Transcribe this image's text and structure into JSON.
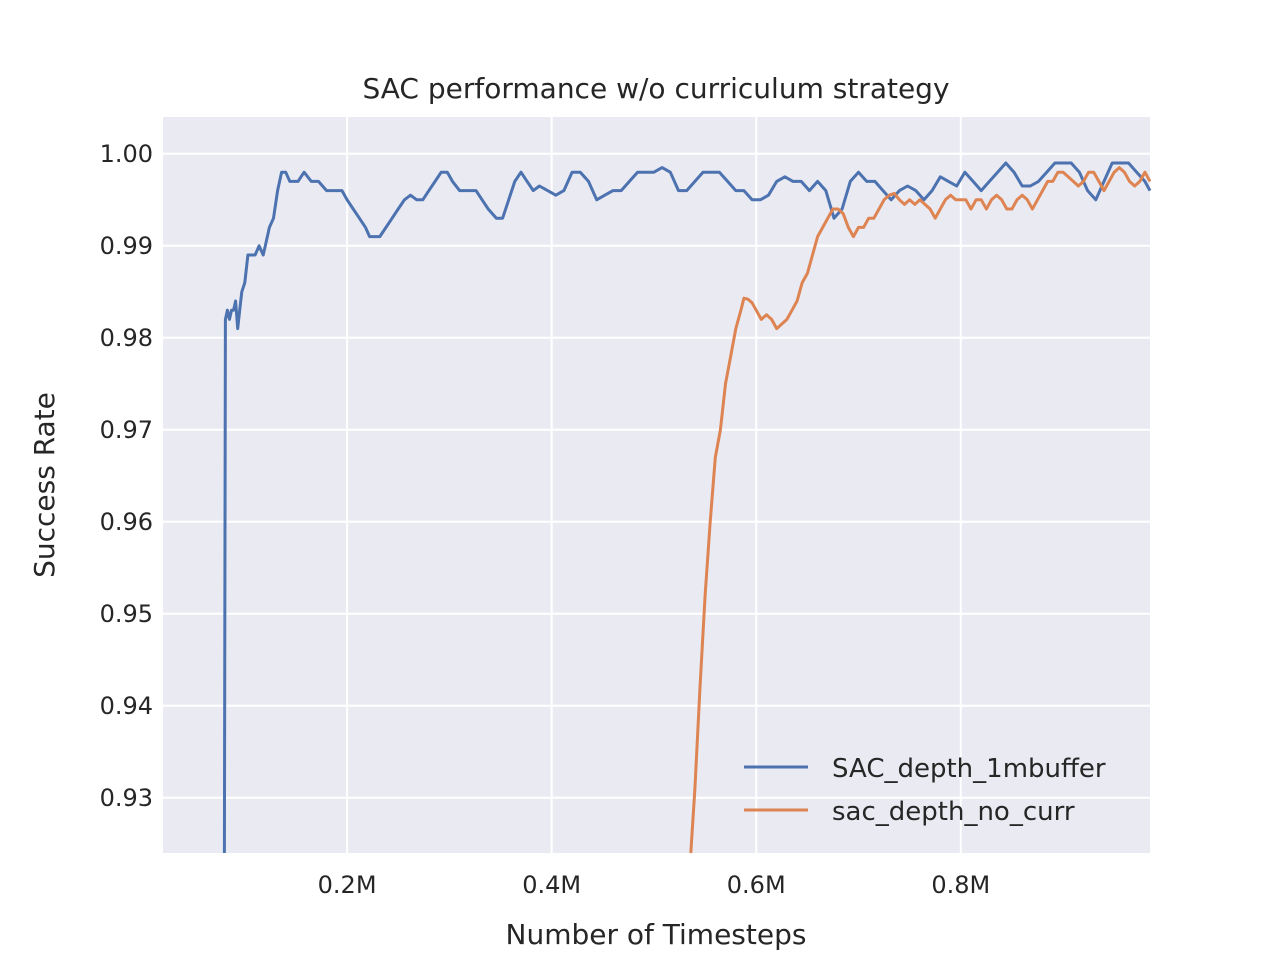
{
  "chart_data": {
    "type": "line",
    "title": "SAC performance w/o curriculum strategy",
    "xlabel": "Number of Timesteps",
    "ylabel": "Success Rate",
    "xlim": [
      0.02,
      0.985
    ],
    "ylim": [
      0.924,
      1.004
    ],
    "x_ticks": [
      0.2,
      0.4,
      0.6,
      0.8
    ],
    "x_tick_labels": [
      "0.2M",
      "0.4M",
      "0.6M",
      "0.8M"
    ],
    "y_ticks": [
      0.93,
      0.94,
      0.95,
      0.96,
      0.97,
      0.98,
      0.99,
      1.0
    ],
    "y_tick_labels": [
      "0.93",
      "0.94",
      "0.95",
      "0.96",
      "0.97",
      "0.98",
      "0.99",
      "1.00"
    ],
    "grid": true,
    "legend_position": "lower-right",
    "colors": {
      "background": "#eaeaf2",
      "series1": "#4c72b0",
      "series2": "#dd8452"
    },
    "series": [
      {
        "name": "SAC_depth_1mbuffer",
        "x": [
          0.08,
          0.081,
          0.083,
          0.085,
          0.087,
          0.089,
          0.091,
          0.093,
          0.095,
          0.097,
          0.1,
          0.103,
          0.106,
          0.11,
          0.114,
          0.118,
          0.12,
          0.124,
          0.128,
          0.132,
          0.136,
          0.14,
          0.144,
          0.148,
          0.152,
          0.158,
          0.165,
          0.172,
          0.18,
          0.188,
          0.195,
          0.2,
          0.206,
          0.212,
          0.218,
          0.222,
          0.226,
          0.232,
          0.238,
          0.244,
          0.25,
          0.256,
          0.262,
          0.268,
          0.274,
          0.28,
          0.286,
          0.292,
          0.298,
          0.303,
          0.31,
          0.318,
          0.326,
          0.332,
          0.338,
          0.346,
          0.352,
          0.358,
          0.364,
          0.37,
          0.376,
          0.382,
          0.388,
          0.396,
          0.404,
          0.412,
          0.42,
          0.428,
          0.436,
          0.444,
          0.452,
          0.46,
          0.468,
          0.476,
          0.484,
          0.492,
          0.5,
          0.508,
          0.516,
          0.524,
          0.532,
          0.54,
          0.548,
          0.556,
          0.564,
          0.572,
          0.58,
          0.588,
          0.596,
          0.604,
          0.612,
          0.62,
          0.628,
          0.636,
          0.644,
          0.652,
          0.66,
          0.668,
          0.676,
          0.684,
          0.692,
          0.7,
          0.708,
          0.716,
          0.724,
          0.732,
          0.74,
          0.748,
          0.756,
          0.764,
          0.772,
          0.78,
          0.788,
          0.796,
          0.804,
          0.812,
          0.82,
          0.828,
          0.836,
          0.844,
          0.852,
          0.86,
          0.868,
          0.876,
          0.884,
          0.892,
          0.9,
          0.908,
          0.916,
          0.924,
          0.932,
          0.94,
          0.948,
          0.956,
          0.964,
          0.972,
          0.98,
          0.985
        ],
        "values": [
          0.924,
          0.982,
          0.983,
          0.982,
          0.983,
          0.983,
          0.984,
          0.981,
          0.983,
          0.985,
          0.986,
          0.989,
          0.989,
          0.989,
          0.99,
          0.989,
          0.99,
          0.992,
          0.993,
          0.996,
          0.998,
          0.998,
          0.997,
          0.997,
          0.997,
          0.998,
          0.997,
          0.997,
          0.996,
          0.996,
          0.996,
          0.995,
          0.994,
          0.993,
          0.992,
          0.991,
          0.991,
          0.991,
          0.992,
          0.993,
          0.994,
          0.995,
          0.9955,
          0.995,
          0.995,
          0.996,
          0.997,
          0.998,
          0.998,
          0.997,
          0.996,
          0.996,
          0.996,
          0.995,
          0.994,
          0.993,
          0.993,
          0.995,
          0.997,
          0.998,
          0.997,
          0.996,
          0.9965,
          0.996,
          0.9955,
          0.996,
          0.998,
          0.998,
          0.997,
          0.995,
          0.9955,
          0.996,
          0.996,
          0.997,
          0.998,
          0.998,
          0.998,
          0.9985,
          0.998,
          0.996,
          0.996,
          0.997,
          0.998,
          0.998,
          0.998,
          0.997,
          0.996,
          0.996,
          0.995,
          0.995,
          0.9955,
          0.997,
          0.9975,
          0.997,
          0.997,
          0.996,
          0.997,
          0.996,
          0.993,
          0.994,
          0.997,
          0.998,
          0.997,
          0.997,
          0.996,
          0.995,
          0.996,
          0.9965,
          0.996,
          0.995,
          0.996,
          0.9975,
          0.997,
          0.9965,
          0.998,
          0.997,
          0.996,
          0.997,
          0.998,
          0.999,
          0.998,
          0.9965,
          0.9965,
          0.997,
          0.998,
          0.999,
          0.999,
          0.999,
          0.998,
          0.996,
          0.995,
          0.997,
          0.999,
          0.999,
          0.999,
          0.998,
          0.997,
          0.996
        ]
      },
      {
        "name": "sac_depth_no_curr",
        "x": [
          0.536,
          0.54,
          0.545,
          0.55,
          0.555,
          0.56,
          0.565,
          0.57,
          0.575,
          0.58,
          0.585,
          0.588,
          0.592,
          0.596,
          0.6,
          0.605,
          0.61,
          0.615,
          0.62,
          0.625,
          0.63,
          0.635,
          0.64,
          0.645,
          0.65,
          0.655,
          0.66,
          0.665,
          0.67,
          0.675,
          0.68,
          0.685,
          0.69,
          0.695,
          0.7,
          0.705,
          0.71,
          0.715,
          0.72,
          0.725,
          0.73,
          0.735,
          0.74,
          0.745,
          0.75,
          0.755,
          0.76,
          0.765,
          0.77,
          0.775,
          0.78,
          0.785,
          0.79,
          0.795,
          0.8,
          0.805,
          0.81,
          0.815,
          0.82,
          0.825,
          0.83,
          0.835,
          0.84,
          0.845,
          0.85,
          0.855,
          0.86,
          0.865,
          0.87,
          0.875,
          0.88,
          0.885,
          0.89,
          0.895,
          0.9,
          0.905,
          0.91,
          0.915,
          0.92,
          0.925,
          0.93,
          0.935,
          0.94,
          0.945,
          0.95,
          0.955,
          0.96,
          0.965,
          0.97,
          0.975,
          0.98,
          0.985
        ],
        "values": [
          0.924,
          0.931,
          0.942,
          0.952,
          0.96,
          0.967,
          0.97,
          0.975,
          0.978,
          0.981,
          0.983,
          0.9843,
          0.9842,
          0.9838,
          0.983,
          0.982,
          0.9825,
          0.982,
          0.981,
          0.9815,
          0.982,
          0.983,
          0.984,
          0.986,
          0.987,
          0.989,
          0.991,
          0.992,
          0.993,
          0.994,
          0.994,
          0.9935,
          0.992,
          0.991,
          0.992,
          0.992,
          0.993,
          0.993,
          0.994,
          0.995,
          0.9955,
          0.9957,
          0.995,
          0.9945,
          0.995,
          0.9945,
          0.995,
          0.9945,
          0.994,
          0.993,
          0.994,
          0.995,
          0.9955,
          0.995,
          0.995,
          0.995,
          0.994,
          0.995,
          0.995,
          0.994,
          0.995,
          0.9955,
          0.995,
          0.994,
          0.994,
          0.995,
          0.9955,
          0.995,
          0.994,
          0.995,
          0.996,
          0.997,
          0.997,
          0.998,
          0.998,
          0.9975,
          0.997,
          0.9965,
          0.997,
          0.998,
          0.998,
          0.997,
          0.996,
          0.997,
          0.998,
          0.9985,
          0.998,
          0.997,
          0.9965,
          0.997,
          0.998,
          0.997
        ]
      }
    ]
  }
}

--

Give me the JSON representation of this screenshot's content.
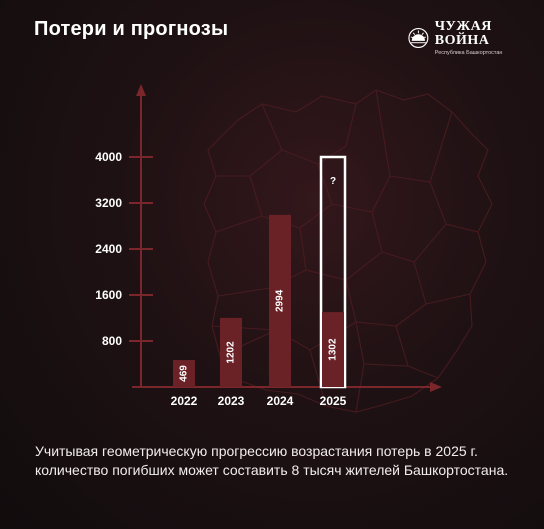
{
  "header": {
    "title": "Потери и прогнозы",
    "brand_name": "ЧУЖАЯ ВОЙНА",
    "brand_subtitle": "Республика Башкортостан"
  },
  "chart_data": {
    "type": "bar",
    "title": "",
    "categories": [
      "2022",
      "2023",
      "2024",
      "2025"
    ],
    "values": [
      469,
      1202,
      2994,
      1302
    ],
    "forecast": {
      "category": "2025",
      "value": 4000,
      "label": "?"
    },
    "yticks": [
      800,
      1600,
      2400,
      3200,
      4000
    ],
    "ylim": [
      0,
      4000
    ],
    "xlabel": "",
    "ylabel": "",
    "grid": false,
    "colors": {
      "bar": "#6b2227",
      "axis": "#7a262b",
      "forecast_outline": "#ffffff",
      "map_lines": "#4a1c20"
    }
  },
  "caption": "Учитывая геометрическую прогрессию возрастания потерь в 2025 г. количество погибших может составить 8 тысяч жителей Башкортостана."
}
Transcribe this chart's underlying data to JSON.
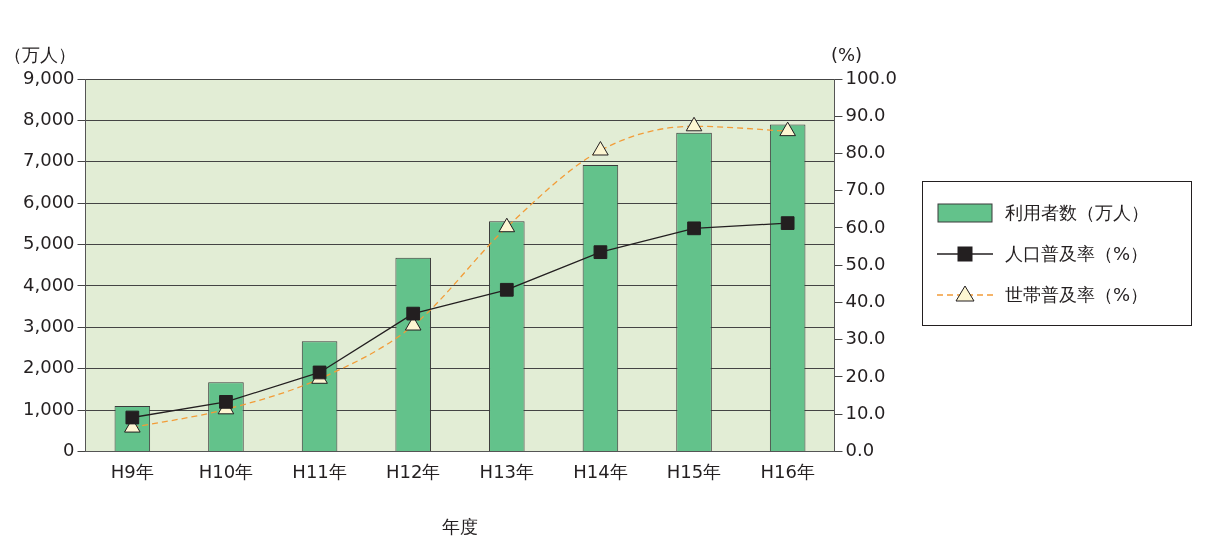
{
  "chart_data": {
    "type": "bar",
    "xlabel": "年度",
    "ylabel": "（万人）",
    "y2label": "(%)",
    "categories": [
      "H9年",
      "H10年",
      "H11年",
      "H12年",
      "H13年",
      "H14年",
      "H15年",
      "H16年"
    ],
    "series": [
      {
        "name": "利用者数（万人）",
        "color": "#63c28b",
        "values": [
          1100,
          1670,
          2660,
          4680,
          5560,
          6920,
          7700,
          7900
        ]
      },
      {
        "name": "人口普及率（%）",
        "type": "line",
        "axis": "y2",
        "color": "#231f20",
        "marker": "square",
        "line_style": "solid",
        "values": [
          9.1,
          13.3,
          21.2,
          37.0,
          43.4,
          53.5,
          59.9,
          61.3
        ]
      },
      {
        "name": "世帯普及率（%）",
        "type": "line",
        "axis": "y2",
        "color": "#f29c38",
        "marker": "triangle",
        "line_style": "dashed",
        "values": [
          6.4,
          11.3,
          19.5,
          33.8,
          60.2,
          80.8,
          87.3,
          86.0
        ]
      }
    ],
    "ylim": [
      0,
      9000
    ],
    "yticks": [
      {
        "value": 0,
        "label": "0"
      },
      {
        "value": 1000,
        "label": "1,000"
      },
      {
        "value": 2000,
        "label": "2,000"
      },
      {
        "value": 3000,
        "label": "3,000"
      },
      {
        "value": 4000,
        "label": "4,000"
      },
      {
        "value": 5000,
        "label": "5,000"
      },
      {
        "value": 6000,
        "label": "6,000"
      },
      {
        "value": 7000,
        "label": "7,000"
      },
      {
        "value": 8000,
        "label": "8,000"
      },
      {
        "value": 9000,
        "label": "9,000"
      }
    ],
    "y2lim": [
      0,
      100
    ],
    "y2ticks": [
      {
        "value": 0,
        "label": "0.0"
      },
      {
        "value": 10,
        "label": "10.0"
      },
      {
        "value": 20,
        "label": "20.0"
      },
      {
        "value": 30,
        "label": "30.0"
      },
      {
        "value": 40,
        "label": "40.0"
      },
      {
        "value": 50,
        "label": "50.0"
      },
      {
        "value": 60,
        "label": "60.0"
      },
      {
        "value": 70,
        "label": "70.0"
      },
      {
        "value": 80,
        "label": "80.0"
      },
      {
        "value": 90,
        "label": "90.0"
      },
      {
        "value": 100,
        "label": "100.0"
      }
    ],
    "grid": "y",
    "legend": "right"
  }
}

**Task objective**
Return each line where "JSON" shows up.

**Exercise output**
Transcribe this image's text and structure into JSON.
Give me the JSON representation of this screenshot's content.
Transcribe this chart's underlying data to JSON.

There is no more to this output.